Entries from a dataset
───

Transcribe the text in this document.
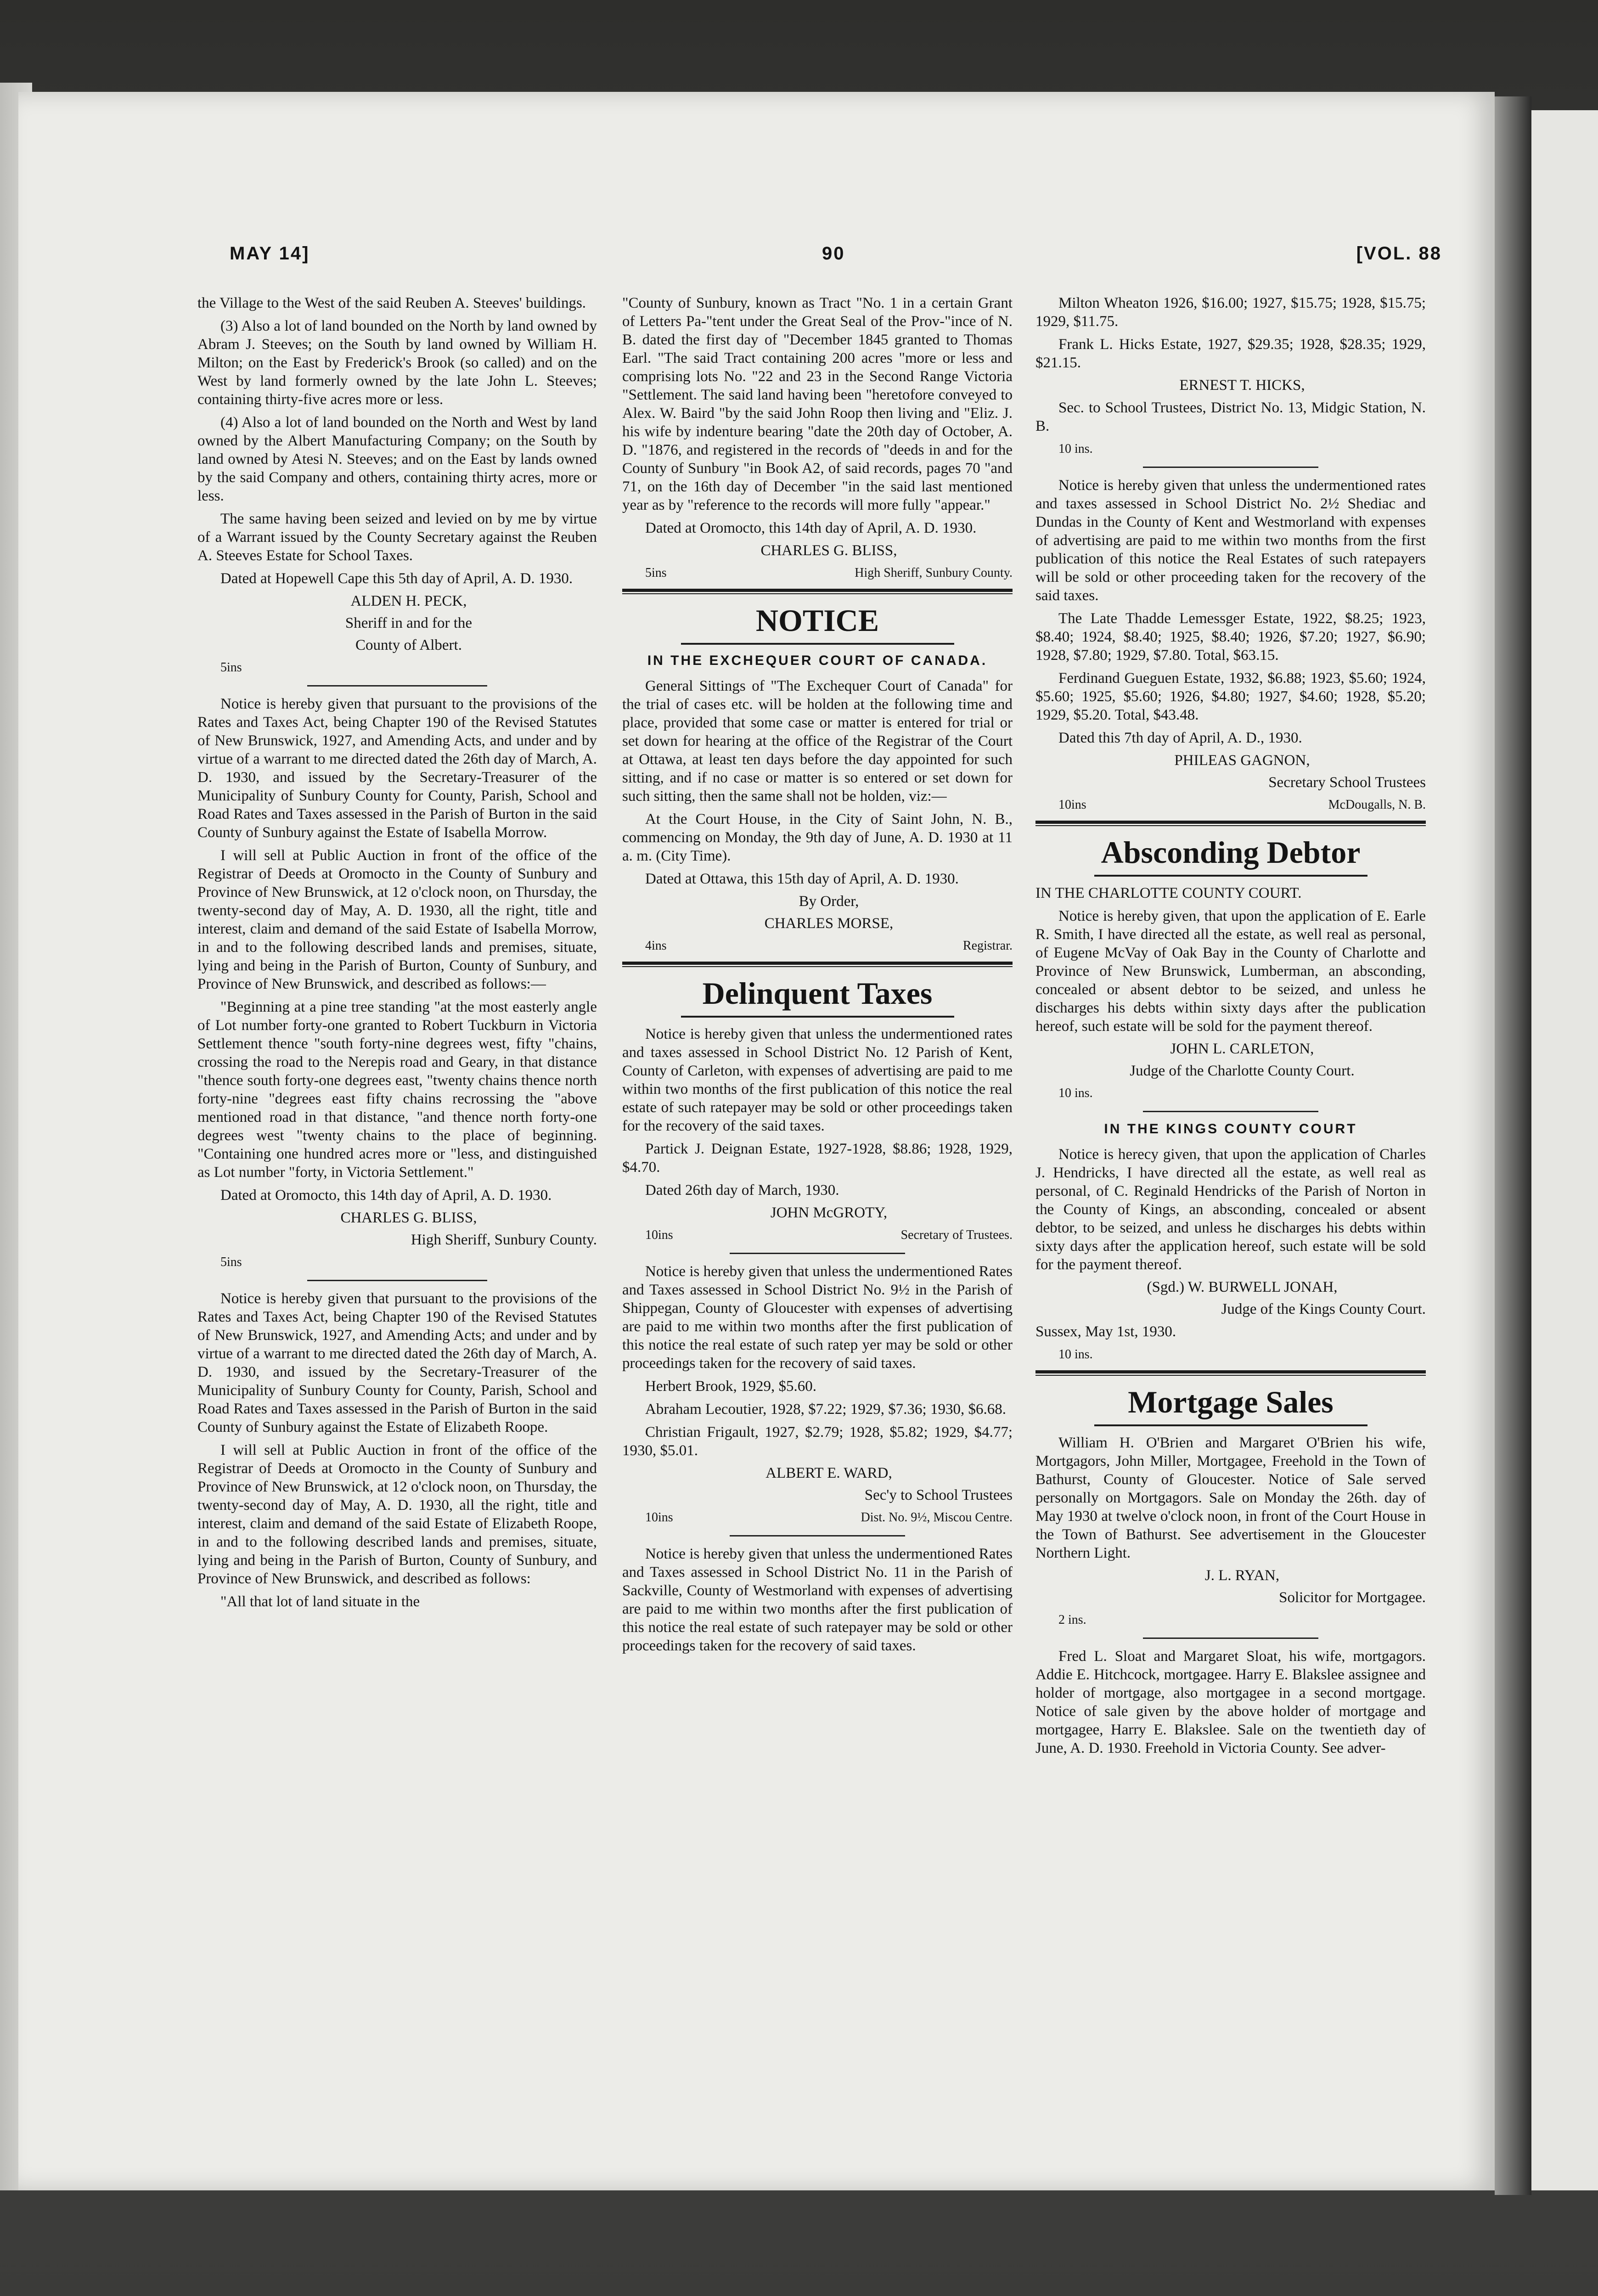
MAY 14]	90	[VOL. 88

the Village to the West of the said Reuben A. Steeves' buildings.

(3) Also a lot of land bounded on the North by land owned by Abram J. Steeves; on the South by land owned by William H. Milton; on the East by Frederick's Brook (so called) and on the West by land formerly owned by the late John L. Steeves; containing thirty-five acres more or less.

(4) Also a lot of land bounded on the North and West by land owned by the Albert Manufacturing Company; on the South by land owned by Atesi N. Steeves; and on the East by lands owned by the said Company and others, containing thirty acres, more or less.

The same having been seized and levied on by me by virtue of a Warrant issued by the County Secretary against the Reuben A. Steeves Estate for School Taxes.

Dated at Hopewell Cape this 5th day of April, A. D. 1930.

ALDEN H. PECK,

Sheriff in and for the

County of Albert.

5ins

Notice is hereby given that pursuant to the provisions of the Rates and Taxes Act, being Chapter 190 of the Revised Statutes of New Brunswick, 1927, and Amending Acts, and under and by virtue of a warrant to me directed dated the 26th day of March, A. D. 1930, and issued by the Secretary-Treasurer of the Municipality of Sunbury County for County, Parish, School and Road Rates and Taxes assessed in the Parish of Burton in the said County of Sunbury against the Estate of Isabella Morrow.

I will sell at Public Auction in front of the office of the Registrar of Deeds at Oromocto in the County of Sunbury and Province of New Brunswick, at 12 o'clock noon, on Thursday, the twenty-second day of May, A. D. 1930, all the right, title and interest, claim and demand of the said Estate of Isabella Morrow, in and to the following described lands and premises, situate, lying and being in the Parish of Burton, County of Sunbury, and Province of New Brunswick, and described as follows:—

"Beginning at a pine tree standing "at the most easterly angle of Lot number forty-one granted to Robert Tuckburn in Victoria Settlement thence "south forty-nine degrees west, fifty "chains, crossing the road to the Nerepis road and Geary, in that distance "thence south forty-one degrees east, "twenty chains thence north forty-nine "degrees east fifty chains recrossing the "above mentioned road in that distance, "and thence north forty-one degrees west "twenty chains to the place of beginning. "Containing one hundred acres more or "less, and distinguished as Lot number "forty, in Victoria Settlement."

Dated at Oromocto, this 14th day of April, A. D. 1930.

CHARLES G. BLISS,

High Sheriff, Sunbury County.

5ins

Notice is hereby given that pursuant to the provisions of the Rates and Taxes Act, being Chapter 190 of the Revised Statutes of New Brunswick, 1927, and Amending Acts; and under and by virtue of a warrant to me directed dated the 26th day of March, A. D. 1930, and issued by the Secretary-Treasurer of the Municipality of Sunbury County for County, Parish, School and Road Rates and Taxes assessed in the Parish of Burton in the said County of Sunbury against the Estate of Elizabeth Roope.

I will sell at Public Auction in front of the office of the Registrar of Deeds at Oromocto in the County of Sunbury and Province of New Brunswick, at 12 o'clock noon, on Thursday, the twenty-second day of May, A. D. 1930, all the right, title and interest, claim and demand of the said Estate of Elizabeth Roope, in and to the following described lands and premises, situate, lying and being in the Parish of Burton, County of Sunbury, and Province of New Brunswick, and described as follows:

"All that lot of land situate in the

"County of Sunbury, known as Tract "No. 1 in a certain Grant of Letters Pa-"tent under the Great Seal of the Prov-"ince of N. B. dated the first day of "December 1845 granted to Thomas Earl. "The said Tract containing 200 acres "more or less and comprising lots No. "22 and 23 in the Second Range Victoria "Settlement. The said land having been "heretofore conveyed to Alex. W. Baird "by the said John Roop then living and "Eliz. J. his wife by indenture bearing "date the 20th day of October, A. D. "1876, and registered in the records of "deeds in and for the County of Sunbury "in Book A2, of said records, pages 70 "and 71, on the 16th day of December "in the said last mentioned year as by "reference to the records will more fully "appear."

Dated at Oromocto, this 14th day of April, A. D. 1930.

CHARLES G. BLISS,

5ins	High Sheriff, Sunbury County.

NOTICE
IN THE EXCHEQUER COURT OF CANADA.

General Sittings of "The Exchequer Court of Canada" for the trial of cases etc. will be holden at the following time and place, provided that some case or matter is entered for trial or set down for hearing at the office of the Registrar of the Court at Ottawa, at least ten days before the day appointed for such sitting, and if no case or matter is so entered or set down for such sitting, then the same shall not be holden, viz:—

At the Court House, in the City of Saint John, N. B., commencing on Monday, the 9th day of June, A. D. 1930 at 11 a. m. (City Time).

Dated at Ottawa, this 15th day of April, A. D. 1930.

By Order,

CHARLES MORSE,

4ins	Registrar.

Delinquent Taxes

Notice is hereby given that unless the undermentioned rates and taxes assessed in School District No. 12 Parish of Kent, County of Carleton, with expenses of advertising are paid to me within two months of the first publication of this notice the real estate of such ratepayer may be sold or other proceedings taken for the recovery of the said taxes.

Partick J. Deignan Estate, 1927-1928, $8.86; 1928, 1929, $4.70.

Dated 26th day of March, 1930.

JOHN McGROTY,

10ins	Secretary of Trustees.

Notice is hereby given that unless the undermentioned Rates and Taxes assessed in School District No. 9½ in the Parish of Shippegan, County of Gloucester with expenses of advertising are paid to me within two months after the first publication of this notice the real estate of such ratep yer may be sold or other proceedings taken for the recovery of said taxes.

Herbert Brook, 1929, $5.60.

Abraham Lecoutier, 1928, $7.22; 1929, $7.36; 1930, $6.68.

Christian Frigault, 1927, $2.79; 1928, $5.82; 1929, $4.77; 1930, $5.01.

ALBERT E. WARD,

Sec'y to School Trustees

10ins	Dist. No. 9½, Miscou Centre.

Notice is hereby given that unless the undermentioned Rates and Taxes assessed in School District No. 11 in the Parish of Sackville, County of Westmorland with expenses of advertising are paid to me within two months after the first publication of this notice the real estate of such ratepayer may be sold or other proceedings taken for the recovery of said taxes.

Milton Wheaton 1926, $16.00; 1927, $15.75; 1928, $15.75; 1929, $11.75.

Frank L. Hicks Estate, 1927, $29.35; 1928, $28.35; 1929, $21.15.

ERNEST T. HICKS,

Sec. to School Trustees, District No. 13, Midgic Station, N. B.

10 ins.

Notice is hereby given that unless the undermentioned rates and taxes assessed in School District No. 2½ Shediac and Dundas in the County of Kent and Westmorland with expenses of advertising are paid to me within two months from the first publication of this notice the Real Estates of such ratepayers will be sold or other proceeding taken for the recovery of the said taxes.

The Late Thadde Lemessger Estate, 1922, $8.25; 1923, $8.40; 1924, $8.40; 1925, $8.40; 1926, $7.20; 1927, $6.90; 1928, $7.80; 1929, $7.80. Total, $63.15.

Ferdinand Gueguen Estate, 1932, $6.88; 1923, $5.60; 1924, $5.60; 1925, $5.60; 1926, $4.80; 1927, $4.60; 1928, $5.20; 1929, $5.20. Total, $43.48.

Dated this 7th day of April, A. D., 1930.

PHILEAS GAGNON,

Secretary School Trustees

10ins	McDougalls, N. B.

Absconding Debtor

IN THE CHARLOTTE COUNTY COURT.

Notice is hereby given, that upon the application of E. Earle R. Smith, I have directed all the estate, as well real as personal, of Eugene McVay of Oak Bay in the County of Charlotte and Province of New Brunswick, Lumberman, an absconding, concealed or absent debtor to be seized, and unless he discharges his debts within sixty days after the publication hereof, such estate will be sold for the payment thereof.

JOHN L. CARLETON,

Judge of the Charlotte County Court.

10 ins.

IN THE KINGS COUNTY COURT

Notice is herecy given, that upon the application of Charles J. Hendricks, I have directed all the estate, as well real as personal, of C. Reginald Hendricks of the Parish of Norton in the County of Kings, an absconding, concealed or absent debtor, to be seized, and unless he discharges his debts within sixty days after the application hereof, such estate will be sold for the payment thereof.

(Sgd.) W. BURWELL JONAH,

Judge of the Kings County Court.

Sussex, May 1st, 1930.

10 ins.

Mortgage Sales

William H. O'Brien and Margaret O'Brien his wife, Mortgagors, John Miller, Mortgagee, Freehold in the Town of Bathurst, County of Gloucester. Notice of Sale served personally on Mortgagors. Sale on Monday the 26th. day of May 1930 at twelve o'clock noon, in front of the Court House in the Town of Bathurst. See advertisement in the Gloucester Northern Light.

J. L. RYAN,

Solicitor for Mortgagee.

2 ins.

Fred L. Sloat and Margaret Sloat, his wife, mortgagors. Addie E. Hitchcock, mortgagee. Harry E. Blakslee assignee and holder of mortgage, also mortgagee in a second mortgage. Notice of sale given by the above holder of mortgage and mortgagee, Harry E. Blakslee. Sale on the twentieth day of June, A. D. 1930. Freehold in Victoria County. See adver-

───

GIVEN PROBLEM:
Copy every line of the listing that contains the word "Trustees".

COMPLETED TASK:
10ins	Secretary of Trustees.
Sec'y to School Trustees
Sec. to School Trustees, District No. 13, Midgic Station, N. B.
Secretary School Trustees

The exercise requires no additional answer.